PROBLEM ::
Transcribe the full listing below exactly.

MATERIAL SUPPLIED ::
====

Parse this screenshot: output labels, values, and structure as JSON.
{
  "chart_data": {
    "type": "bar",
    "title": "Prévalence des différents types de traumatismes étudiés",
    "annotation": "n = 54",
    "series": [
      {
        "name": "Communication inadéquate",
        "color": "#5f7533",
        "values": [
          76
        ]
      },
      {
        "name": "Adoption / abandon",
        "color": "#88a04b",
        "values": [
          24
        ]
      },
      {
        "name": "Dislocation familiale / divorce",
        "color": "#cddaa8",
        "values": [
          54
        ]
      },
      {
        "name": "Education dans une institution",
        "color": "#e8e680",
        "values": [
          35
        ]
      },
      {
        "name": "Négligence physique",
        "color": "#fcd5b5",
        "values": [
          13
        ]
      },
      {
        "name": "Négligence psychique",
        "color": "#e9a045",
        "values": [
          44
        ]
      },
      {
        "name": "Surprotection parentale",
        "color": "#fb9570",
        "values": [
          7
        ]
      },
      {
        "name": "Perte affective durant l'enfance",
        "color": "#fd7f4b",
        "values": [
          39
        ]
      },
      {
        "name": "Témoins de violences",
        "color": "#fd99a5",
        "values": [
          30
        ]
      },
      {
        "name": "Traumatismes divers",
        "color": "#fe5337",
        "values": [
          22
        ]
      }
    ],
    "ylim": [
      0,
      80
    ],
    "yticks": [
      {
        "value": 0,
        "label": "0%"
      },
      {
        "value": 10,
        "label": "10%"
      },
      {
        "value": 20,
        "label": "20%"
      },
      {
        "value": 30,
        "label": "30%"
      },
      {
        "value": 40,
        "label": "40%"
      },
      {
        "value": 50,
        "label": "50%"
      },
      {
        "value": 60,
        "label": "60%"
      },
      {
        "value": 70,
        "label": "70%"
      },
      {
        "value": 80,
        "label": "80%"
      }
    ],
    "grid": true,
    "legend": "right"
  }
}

====

RESULT ::
Parse this screenshot: output labels, values, and structure as JSON.
{
  "chart_data": {
    "type": "bar",
    "title": "Prévalence des différents types de traumatismes étudiés",
    "annotation": "n = 54",
    "series": [
      {
        "name": "Communication inadéquate",
        "color": "#5f7533",
        "values": [
          76
        ]
      },
      {
        "name": "Adoption / abandon",
        "color": "#88a04b",
        "values": [
          24
        ]
      },
      {
        "name": "Dislocation familiale / divorce",
        "color": "#cddaa8",
        "values": [
          54
        ]
      },
      {
        "name": "Education dans une institution",
        "color": "#e8e680",
        "values": [
          35
        ]
      },
      {
        "name": "Négligence physique",
        "color": "#fcd5b5",
        "values": [
          13
        ]
      },
      {
        "name": "Négligence psychique",
        "color": "#e9a045",
        "values": [
          44
        ]
      },
      {
        "name": "Surprotection parentale",
        "color": "#fb9570",
        "values": [
          7
        ]
      },
      {
        "name": "Perte affective durant l'enfance",
        "color": "#fd7f4b",
        "values": [
          39
        ]
      },
      {
        "name": "Témoins de violences",
        "color": "#fd99a5",
        "values": [
          30
        ]
      },
      {
        "name": "Traumatismes divers",
        "color": "#fe5337",
        "values": [
          22
        ]
      }
    ],
    "ylim": [
      0,
      80
    ],
    "yticks": [
      {
        "value": 0,
        "label": "0%"
      },
      {
        "value": 10,
        "label": "10%"
      },
      {
        "value": 20,
        "label": "20%"
      },
      {
        "value": 30,
        "label": "30%"
      },
      {
        "value": 40,
        "label": "40%"
      },
      {
        "value": 50,
        "label": "50%"
      },
      {
        "value": 60,
        "label": "60%"
      },
      {
        "value": 70,
        "label": "70%"
      },
      {
        "value": 80,
        "label": "80%"
      }
    ],
    "grid": true,
    "legend": "right"
  }
}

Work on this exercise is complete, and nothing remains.